:: Exercise goal ::
Your task is to filter the data below down to the lines holding "name".

Structured figure records:

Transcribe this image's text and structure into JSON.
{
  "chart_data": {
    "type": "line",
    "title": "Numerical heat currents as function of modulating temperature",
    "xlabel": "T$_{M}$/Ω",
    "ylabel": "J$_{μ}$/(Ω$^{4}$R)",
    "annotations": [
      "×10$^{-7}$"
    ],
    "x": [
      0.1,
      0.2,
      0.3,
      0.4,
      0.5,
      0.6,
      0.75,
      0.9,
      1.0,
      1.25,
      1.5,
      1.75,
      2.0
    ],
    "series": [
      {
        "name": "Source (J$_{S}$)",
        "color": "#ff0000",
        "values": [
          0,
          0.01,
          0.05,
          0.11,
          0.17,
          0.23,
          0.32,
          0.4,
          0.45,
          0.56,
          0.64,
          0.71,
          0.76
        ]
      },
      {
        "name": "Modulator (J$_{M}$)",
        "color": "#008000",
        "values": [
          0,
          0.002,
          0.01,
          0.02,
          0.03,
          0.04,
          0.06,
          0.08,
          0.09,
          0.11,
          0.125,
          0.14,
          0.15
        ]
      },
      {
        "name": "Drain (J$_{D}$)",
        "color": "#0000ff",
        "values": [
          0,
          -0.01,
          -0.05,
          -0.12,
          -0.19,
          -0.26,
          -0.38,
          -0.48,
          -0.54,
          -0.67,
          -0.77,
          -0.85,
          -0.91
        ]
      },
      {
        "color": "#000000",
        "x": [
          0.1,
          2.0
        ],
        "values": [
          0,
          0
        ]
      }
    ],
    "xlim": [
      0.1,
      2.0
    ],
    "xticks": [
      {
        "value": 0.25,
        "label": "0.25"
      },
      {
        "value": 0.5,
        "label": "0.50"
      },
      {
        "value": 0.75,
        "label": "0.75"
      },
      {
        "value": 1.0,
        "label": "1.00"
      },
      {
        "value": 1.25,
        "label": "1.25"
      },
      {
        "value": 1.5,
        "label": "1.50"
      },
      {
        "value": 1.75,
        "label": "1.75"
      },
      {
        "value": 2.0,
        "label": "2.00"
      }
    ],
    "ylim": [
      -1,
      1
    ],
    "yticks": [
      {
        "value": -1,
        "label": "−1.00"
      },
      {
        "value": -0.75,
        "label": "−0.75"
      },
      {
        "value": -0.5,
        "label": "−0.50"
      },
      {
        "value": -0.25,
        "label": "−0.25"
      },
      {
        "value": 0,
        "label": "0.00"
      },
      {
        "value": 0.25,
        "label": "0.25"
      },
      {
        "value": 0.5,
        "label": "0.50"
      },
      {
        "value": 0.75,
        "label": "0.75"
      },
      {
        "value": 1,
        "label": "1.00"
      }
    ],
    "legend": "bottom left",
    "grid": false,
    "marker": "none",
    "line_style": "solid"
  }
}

:: Correct answer ::
        "name": "Source (J$_{S}$)",
        "name": "Modulator (J$_{M}$)",
        "name": "Drain (J$_{D}$)",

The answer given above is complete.